_Task directions_:
Return each line of the data below exactly, omitting any pictures.

_Recorded data_:

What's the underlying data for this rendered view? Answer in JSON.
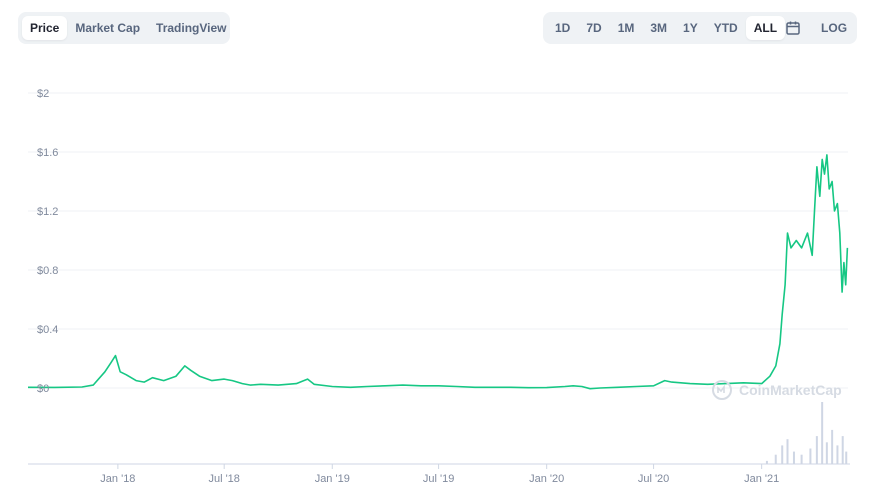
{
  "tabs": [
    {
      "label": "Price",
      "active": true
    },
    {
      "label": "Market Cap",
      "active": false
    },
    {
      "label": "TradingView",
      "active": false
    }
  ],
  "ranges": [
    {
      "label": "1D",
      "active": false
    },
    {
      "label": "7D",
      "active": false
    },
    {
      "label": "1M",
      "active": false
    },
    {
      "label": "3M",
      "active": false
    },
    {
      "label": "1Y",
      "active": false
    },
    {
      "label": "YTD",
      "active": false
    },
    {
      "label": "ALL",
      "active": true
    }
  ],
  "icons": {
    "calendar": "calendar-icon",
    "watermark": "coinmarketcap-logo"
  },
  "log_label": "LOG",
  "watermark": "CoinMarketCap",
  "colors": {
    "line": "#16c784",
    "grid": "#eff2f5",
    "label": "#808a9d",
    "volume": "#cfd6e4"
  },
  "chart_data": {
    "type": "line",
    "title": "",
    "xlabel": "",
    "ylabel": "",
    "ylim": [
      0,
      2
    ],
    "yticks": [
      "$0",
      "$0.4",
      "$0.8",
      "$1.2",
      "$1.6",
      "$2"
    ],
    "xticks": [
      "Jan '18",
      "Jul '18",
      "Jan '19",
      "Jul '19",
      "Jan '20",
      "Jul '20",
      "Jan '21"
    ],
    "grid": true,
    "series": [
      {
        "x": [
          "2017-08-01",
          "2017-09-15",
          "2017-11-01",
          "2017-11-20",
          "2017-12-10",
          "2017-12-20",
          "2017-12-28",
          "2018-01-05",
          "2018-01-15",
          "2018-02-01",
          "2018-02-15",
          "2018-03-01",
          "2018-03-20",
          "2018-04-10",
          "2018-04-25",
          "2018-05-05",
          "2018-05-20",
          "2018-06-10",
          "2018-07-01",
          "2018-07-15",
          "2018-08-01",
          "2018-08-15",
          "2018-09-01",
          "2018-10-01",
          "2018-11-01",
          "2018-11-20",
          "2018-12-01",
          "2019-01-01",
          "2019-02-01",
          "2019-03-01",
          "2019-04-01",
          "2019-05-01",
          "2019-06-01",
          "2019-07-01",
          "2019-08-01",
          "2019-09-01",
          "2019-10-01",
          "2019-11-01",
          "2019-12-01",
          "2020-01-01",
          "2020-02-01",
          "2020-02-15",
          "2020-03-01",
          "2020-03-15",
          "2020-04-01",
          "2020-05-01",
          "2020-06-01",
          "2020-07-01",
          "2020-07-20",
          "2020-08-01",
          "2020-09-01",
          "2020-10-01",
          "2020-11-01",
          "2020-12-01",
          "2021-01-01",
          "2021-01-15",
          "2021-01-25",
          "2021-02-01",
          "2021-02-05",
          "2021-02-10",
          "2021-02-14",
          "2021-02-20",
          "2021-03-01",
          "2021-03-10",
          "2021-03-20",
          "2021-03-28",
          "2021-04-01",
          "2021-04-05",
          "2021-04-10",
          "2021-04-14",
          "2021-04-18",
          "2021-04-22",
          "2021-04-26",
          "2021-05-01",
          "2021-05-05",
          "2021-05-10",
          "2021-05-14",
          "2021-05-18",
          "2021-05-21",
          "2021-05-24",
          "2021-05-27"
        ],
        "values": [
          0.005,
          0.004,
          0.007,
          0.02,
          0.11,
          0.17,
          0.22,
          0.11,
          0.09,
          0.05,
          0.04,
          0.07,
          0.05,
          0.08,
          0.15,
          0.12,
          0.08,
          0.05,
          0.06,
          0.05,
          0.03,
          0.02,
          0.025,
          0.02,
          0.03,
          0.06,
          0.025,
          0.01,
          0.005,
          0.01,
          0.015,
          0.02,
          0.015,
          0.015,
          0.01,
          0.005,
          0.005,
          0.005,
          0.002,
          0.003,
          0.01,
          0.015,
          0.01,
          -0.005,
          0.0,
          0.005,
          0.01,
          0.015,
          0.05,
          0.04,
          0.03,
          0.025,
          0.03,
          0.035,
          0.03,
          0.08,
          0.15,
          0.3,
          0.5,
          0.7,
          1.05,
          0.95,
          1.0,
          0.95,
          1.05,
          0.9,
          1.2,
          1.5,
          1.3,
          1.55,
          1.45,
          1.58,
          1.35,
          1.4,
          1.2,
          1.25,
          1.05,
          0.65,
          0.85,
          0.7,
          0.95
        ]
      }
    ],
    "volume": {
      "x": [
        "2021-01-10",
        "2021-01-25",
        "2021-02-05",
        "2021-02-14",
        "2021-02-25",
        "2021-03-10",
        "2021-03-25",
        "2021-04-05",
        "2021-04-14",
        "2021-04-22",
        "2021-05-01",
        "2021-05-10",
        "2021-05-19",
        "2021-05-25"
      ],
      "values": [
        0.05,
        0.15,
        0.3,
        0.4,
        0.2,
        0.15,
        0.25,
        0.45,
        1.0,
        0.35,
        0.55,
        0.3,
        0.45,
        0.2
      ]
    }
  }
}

_Written response_:
What's the underlying data for this rendered view? Answer in JSON.
{
  "tabs": [
    {
      "label": "Price",
      "active": true
    },
    {
      "label": "Market Cap",
      "active": false
    },
    {
      "label": "TradingView",
      "active": false
    }
  ],
  "ranges": [
    {
      "label": "1D",
      "active": false
    },
    {
      "label": "7D",
      "active": false
    },
    {
      "label": "1M",
      "active": false
    },
    {
      "label": "3M",
      "active": false
    },
    {
      "label": "1Y",
      "active": false
    },
    {
      "label": "YTD",
      "active": false
    },
    {
      "label": "ALL",
      "active": true
    }
  ],
  "icons": {
    "calendar": "calendar-icon",
    "watermark": "coinmarketcap-logo"
  },
  "log_label": "LOG",
  "watermark": "CoinMarketCap",
  "colors": {
    "line": "#16c784",
    "grid": "#eff2f5",
    "label": "#808a9d",
    "volume": "#cfd6e4"
  },
  "chart_data": {
    "type": "line",
    "title": "",
    "xlabel": "",
    "ylabel": "",
    "ylim": [
      0,
      2
    ],
    "yticks": [
      "$0",
      "$0.4",
      "$0.8",
      "$1.2",
      "$1.6",
      "$2"
    ],
    "xticks": [
      "Jan '18",
      "Jul '18",
      "Jan '19",
      "Jul '19",
      "Jan '20",
      "Jul '20",
      "Jan '21"
    ],
    "grid": true,
    "series": [
      {
        "x": [
          "2017-08-01",
          "2017-09-15",
          "2017-11-01",
          "2017-11-20",
          "2017-12-10",
          "2017-12-20",
          "2017-12-28",
          "2018-01-05",
          "2018-01-15",
          "2018-02-01",
          "2018-02-15",
          "2018-03-01",
          "2018-03-20",
          "2018-04-10",
          "2018-04-25",
          "2018-05-05",
          "2018-05-20",
          "2018-06-10",
          "2018-07-01",
          "2018-07-15",
          "2018-08-01",
          "2018-08-15",
          "2018-09-01",
          "2018-10-01",
          "2018-11-01",
          "2018-11-20",
          "2018-12-01",
          "2019-01-01",
          "2019-02-01",
          "2019-03-01",
          "2019-04-01",
          "2019-05-01",
          "2019-06-01",
          "2019-07-01",
          "2019-08-01",
          "2019-09-01",
          "2019-10-01",
          "2019-11-01",
          "2019-12-01",
          "2020-01-01",
          "2020-02-01",
          "2020-02-15",
          "2020-03-01",
          "2020-03-15",
          "2020-04-01",
          "2020-05-01",
          "2020-06-01",
          "2020-07-01",
          "2020-07-20",
          "2020-08-01",
          "2020-09-01",
          "2020-10-01",
          "2020-11-01",
          "2020-12-01",
          "2021-01-01",
          "2021-01-15",
          "2021-01-25",
          "2021-02-01",
          "2021-02-05",
          "2021-02-10",
          "2021-02-14",
          "2021-02-20",
          "2021-03-01",
          "2021-03-10",
          "2021-03-20",
          "2021-03-28",
          "2021-04-01",
          "2021-04-05",
          "2021-04-10",
          "2021-04-14",
          "2021-04-18",
          "2021-04-22",
          "2021-04-26",
          "2021-05-01",
          "2021-05-05",
          "2021-05-10",
          "2021-05-14",
          "2021-05-18",
          "2021-05-21",
          "2021-05-24",
          "2021-05-27"
        ],
        "values": [
          0.005,
          0.004,
          0.007,
          0.02,
          0.11,
          0.17,
          0.22,
          0.11,
          0.09,
          0.05,
          0.04,
          0.07,
          0.05,
          0.08,
          0.15,
          0.12,
          0.08,
          0.05,
          0.06,
          0.05,
          0.03,
          0.02,
          0.025,
          0.02,
          0.03,
          0.06,
          0.025,
          0.01,
          0.005,
          0.01,
          0.015,
          0.02,
          0.015,
          0.015,
          0.01,
          0.005,
          0.005,
          0.005,
          0.002,
          0.003,
          0.01,
          0.015,
          0.01,
          -0.005,
          0.0,
          0.005,
          0.01,
          0.015,
          0.05,
          0.04,
          0.03,
          0.025,
          0.03,
          0.035,
          0.03,
          0.08,
          0.15,
          0.3,
          0.5,
          0.7,
          1.05,
          0.95,
          1.0,
          0.95,
          1.05,
          0.9,
          1.2,
          1.5,
          1.3,
          1.55,
          1.45,
          1.58,
          1.35,
          1.4,
          1.2,
          1.25,
          1.05,
          0.65,
          0.85,
          0.7,
          0.95
        ]
      }
    ],
    "volume": {
      "x": [
        "2021-01-10",
        "2021-01-25",
        "2021-02-05",
        "2021-02-14",
        "2021-02-25",
        "2021-03-10",
        "2021-03-25",
        "2021-04-05",
        "2021-04-14",
        "2021-04-22",
        "2021-05-01",
        "2021-05-10",
        "2021-05-19",
        "2021-05-25"
      ],
      "values": [
        0.05,
        0.15,
        0.3,
        0.4,
        0.2,
        0.15,
        0.25,
        0.45,
        1.0,
        0.35,
        0.55,
        0.3,
        0.45,
        0.2
      ]
    }
  }
}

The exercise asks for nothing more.